▸ Texto dado
::::::

14 de octubre de 2010

Máquina inocua

Fumo. Vuelvo a poner uno de los dos discos de Kenny Wheeler que tengo. Algo escribí recién sobre Canto general, pero me agarró la loca de borrarlo, así que largo de nuevo. La noche trajo el frío, y yo una cerveza bien helada de lo de Belén. Marcelo no tenía aceitunas negras, y -por hoy, me dijo- tampoco de las verdes. Estoy de ojotas y pantaloncito corto, pero tengo puesto el buzo que Tal Gabu me obsequió (en compensación por el que me masilló en el taller). Estoy de ojotas, digo, y siento el frío de estas diez y media de la noche en los pies.

Piedra Limada pasó por la siesta, a alcanzarme guita. Me fui con él -me decidí a ir a lo del Hijo de Puta, a comprarle fiambre, pan- y se encontró con que se había dejado las llaves en alguna parte. Y no habían quedado en casa, sino que se las había dejado en lo de Susana, que era de donde venía cuando pasó por la mía. Total: idas y venidas bajo un sol lindo, y comer en la carpintería sanguchitos de mortadela y queso.

::::::

▸ Líneas extraídas
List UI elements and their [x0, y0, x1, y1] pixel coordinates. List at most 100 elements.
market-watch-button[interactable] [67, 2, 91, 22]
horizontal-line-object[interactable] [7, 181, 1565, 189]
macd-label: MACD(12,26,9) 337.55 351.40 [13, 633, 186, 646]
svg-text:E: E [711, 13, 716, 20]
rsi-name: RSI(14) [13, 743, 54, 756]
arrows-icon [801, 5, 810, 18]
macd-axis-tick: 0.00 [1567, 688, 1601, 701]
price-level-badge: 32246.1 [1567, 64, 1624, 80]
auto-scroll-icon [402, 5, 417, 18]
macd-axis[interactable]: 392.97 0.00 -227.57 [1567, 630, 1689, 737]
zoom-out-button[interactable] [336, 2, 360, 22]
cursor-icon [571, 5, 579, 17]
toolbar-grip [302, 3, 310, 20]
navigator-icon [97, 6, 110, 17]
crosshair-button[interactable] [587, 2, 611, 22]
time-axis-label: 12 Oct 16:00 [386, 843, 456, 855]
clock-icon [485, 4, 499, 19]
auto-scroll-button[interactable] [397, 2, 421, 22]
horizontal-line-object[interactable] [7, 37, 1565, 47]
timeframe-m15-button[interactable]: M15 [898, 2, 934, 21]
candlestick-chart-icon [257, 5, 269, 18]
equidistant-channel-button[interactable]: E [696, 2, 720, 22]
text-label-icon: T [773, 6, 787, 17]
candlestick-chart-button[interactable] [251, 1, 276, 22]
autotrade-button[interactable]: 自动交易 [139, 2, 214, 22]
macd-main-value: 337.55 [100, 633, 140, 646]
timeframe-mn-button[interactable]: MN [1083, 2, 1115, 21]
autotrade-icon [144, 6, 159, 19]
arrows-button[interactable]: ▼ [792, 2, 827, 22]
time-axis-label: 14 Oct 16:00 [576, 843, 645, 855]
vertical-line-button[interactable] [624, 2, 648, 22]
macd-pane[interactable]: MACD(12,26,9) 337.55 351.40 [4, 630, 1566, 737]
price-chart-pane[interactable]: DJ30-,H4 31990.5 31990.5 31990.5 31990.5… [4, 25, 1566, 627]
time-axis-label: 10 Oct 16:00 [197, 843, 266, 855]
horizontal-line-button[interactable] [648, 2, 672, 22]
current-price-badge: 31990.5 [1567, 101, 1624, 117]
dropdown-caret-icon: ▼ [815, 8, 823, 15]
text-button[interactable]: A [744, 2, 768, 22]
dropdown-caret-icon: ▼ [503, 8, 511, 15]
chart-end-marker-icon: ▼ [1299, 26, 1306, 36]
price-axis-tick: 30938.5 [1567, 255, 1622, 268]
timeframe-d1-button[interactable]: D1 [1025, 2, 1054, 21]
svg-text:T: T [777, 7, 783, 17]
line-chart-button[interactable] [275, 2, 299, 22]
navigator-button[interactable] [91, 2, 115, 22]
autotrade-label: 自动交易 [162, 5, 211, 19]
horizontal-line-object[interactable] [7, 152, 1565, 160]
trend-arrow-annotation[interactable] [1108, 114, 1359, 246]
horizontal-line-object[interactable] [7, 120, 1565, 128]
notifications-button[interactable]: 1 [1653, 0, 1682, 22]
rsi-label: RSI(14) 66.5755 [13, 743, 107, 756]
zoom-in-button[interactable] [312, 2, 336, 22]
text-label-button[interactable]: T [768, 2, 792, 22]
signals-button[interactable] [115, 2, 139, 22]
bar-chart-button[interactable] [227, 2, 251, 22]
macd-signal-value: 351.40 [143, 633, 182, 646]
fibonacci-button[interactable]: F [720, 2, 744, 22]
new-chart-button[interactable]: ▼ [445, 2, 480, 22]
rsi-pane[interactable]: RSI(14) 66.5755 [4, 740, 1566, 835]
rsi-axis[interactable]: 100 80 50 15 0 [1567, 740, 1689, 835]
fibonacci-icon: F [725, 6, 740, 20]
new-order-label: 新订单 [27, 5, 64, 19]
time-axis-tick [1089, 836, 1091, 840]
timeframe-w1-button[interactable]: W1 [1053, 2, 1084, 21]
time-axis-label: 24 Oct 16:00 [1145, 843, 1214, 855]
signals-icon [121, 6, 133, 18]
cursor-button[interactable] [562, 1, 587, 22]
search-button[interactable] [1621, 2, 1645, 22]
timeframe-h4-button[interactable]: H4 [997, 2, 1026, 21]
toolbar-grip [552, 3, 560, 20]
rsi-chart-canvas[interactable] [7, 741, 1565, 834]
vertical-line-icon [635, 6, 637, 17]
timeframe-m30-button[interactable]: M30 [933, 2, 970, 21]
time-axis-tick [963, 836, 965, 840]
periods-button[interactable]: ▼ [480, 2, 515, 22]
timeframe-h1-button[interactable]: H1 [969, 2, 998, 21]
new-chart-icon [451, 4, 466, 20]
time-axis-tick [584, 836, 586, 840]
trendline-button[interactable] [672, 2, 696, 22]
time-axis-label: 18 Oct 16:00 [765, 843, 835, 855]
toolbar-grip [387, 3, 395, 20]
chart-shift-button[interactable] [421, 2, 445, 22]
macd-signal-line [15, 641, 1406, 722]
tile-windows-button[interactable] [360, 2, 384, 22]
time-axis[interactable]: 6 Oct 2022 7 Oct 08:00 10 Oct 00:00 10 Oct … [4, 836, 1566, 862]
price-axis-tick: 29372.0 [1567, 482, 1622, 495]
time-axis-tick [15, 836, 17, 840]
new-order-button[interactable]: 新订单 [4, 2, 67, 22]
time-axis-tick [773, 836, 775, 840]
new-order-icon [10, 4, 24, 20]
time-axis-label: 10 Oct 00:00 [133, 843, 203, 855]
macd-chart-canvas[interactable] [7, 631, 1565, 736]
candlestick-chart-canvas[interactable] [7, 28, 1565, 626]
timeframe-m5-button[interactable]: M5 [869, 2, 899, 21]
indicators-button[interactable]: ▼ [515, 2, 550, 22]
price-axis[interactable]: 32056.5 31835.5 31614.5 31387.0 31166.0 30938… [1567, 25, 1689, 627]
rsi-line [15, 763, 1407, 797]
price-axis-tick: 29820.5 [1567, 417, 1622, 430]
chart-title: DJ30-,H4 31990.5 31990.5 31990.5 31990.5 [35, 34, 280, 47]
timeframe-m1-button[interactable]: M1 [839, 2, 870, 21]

::::::

▸ Tarea 1
Responde según el texto dado:
(a) ¿Qué aceitunas le faltaban a Marcelo?
(b) ¿Quién obsequió el buzo que se menciona?
(c) ¿En casa de quién se había dejado Piedra Limada las llaves?
▸ Tarea 2
Prolonga el relato de la noche fría y la visita de Piedra Limada a partir de su última oración.

▸ Respuesta 1
(a) Las negras y, por ese día, también las verdes.
(b) Tal Gabu.
(c) En lo de Susana.

▸ Respuesta 2
Por supuesto, a la vuelta, me cagué durmiendo, y tuve que faltarle al analista. Lástima: algo había cosechado en la semana, algo había colegido. Pero, el darte cuenta, sólo en terapia; si no, ¿para qué?

Fumo. No me sale mucho escribir, por estos días, porque no tengo nada que decir. Es como una estasis: estoy repleto, nada entra, nada sale. "Estómago capaz", le escribí a una gorda tremenda que me calentara. Leer es una máquina que funciona, y con ella "trabajo": me pongo a funcionar por horas, a todo atiendo, plena concentración.

Nada que decir, entonces. Y es por eso, lo sé, que salen los textos incoherentes: porque te morís por escribir, y nada sale. Y babeás palabras, babeás ritmos y vocabulario, viejardo chochex, y a nada llegás. Máquina inocua.